→ Task instructions: Output every entry exactly as written.
+ + + +
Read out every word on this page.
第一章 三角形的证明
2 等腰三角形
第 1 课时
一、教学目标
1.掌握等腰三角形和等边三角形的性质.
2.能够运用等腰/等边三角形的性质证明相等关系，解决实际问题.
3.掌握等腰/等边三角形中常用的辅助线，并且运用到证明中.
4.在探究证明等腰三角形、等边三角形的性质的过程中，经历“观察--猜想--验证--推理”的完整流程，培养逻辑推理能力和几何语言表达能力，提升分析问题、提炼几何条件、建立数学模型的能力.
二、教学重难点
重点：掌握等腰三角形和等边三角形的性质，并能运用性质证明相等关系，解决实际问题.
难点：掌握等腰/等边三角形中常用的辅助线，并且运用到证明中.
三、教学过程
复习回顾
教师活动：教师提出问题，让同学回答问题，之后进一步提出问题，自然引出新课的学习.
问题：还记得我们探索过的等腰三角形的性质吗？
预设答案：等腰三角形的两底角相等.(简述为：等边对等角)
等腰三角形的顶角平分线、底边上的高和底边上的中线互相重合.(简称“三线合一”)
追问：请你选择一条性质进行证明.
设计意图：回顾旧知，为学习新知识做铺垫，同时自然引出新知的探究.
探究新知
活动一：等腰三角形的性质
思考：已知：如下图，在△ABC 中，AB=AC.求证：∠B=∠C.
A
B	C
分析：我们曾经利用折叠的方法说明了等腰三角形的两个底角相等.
+ + + +
→ Written reply:
Read out every word on this page.
第一章 三角形的证明
2 等腰三角形
第 1 课时
一、教学目标
1.掌握等腰三角形和等边三角形的性质.
2.能够运用等腰/等边三角形的性质证明相等关系，解决实际问题.
3.掌握等腰/等边三角形中常用的辅助线，并且运用到证明中.
4.在探究证明等腰三角形、等边三角形的性质的过程中，经历“观察--猜想--验证--推理”的完整流程，培养逻辑推理能力和几何语言表达能力，提升分析问题、提炼几何条件、建立数学模型的能力.
二、教学重难点
重点：掌握等腰三角形和等边三角形的性质，并能运用性质证明相等关系，解决实际问题.
难点：掌握等腰/等边三角形中常用的辅助线，并且运用到证明中.
三、教学过程
复习回顾
教师活动：教师提出问题，让同学回答问题，之后进一步提出问题，自然引出新课的学习.
问题：还记得我们探索过的等腰三角形的性质吗？
预设答案：等腰三角形的两底角相等.(简述为：等边对等角)
等腰三角形的顶角平分线、底边上的高和底边上的中线互相重合.(简称“三线合一”)
追问：请你选择一条性质进行证明.
设计意图：回顾旧知，为学习新知识做铺垫，同时自然引出新知的探究.
探究新知
活动一：等腰三角形的性质
思考：已知：如下图，在△ABC 中，AB=AC.求证：∠B=∠C.
A
B	C
分析：我们曾经利用折叠的方法说明了等腰三角形的两个底角相等.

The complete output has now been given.